AIM OF THE TASK >> Check every line of the entries below for the word "Betrag", and copy the ones that have it.

DATA PROVIDED >>
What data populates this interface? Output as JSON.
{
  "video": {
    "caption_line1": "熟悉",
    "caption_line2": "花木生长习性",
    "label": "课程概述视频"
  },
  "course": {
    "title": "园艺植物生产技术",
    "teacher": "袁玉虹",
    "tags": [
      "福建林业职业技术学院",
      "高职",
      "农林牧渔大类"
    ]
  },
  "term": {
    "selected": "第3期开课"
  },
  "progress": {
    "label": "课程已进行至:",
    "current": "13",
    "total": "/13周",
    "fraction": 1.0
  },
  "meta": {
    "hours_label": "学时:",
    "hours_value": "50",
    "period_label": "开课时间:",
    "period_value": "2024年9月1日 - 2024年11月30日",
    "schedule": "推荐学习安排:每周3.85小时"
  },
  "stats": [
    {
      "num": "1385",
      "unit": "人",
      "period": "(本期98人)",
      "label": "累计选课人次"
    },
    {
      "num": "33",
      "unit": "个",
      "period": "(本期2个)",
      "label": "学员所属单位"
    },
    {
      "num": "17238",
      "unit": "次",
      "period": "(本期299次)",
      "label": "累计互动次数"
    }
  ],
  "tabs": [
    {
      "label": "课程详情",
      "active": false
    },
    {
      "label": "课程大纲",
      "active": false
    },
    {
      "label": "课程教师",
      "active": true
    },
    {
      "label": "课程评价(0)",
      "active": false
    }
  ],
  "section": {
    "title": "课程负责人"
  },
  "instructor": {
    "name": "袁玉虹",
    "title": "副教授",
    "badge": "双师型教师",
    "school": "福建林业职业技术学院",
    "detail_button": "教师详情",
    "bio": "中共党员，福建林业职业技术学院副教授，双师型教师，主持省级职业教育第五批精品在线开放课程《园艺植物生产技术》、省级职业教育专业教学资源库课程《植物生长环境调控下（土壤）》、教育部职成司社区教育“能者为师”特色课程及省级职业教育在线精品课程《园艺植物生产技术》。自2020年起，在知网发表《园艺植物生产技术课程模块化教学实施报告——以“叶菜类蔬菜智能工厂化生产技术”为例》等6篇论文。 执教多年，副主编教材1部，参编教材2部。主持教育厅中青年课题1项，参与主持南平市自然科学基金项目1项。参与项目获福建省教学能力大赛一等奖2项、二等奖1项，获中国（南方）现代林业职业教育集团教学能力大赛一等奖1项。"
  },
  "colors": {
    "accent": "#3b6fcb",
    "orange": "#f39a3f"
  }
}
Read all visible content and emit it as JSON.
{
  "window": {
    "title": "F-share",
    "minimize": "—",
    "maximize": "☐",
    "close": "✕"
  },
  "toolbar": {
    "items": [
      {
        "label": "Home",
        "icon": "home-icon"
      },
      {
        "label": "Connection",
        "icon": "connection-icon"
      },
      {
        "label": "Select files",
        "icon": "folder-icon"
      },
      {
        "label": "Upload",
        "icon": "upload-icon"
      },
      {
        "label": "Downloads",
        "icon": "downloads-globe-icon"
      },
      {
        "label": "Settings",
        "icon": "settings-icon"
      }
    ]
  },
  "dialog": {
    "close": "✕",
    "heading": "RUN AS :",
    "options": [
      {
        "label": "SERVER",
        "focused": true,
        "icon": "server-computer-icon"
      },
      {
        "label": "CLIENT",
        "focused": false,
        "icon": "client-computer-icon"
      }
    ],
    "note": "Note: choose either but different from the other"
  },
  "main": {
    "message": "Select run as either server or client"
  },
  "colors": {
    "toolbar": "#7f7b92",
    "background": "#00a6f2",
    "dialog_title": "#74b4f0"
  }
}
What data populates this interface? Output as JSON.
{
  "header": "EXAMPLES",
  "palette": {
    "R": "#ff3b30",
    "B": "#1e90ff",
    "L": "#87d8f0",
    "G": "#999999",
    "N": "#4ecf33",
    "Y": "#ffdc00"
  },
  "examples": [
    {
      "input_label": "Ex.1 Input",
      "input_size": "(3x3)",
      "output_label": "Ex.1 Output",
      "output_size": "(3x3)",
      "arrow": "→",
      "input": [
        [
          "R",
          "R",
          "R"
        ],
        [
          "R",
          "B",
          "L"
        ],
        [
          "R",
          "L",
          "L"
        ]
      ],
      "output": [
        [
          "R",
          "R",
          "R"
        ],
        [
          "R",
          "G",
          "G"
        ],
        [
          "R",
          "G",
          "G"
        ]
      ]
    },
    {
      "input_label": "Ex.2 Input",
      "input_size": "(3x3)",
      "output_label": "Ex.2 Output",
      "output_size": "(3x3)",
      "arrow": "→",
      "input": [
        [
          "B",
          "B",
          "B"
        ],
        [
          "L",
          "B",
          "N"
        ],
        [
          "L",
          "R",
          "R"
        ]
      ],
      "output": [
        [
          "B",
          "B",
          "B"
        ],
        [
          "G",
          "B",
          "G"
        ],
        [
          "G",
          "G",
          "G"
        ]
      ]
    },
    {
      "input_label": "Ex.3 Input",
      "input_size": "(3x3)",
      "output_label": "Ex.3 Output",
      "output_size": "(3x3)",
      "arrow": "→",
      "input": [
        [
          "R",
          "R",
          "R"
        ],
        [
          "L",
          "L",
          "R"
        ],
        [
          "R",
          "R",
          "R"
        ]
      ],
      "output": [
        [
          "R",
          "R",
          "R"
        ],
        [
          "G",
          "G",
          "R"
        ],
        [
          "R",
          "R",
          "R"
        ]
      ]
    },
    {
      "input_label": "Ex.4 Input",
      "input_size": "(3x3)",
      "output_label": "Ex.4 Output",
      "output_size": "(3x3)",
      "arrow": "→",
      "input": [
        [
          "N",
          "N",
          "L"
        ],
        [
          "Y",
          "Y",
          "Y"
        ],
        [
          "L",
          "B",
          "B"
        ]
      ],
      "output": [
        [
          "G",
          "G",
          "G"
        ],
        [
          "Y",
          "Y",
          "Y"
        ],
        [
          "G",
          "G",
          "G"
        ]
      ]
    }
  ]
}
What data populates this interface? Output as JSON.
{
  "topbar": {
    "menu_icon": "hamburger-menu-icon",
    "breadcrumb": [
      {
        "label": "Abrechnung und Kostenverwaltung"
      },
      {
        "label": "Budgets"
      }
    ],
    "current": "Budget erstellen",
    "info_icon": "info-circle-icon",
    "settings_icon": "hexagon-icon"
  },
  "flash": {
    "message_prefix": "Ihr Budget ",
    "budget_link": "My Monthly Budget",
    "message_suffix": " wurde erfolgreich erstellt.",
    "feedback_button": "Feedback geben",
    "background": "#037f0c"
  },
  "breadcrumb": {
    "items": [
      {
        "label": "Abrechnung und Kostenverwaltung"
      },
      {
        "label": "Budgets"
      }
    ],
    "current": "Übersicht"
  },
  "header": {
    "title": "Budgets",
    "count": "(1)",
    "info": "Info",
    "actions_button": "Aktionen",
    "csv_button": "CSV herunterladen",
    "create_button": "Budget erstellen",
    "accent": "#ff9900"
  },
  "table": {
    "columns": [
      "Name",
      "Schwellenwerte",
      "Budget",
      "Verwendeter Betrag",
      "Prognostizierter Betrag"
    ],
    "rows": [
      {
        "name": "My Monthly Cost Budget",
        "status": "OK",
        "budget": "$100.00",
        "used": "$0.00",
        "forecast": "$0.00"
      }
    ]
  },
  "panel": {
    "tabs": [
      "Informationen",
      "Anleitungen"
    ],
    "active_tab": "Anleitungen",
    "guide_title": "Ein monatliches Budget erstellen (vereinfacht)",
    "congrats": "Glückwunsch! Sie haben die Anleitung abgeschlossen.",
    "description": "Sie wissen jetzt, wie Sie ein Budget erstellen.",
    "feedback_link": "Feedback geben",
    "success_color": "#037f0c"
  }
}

RESPONSE BELOW >>
      "Verwendeter Betrag",
      "Prognostizierter Betrag"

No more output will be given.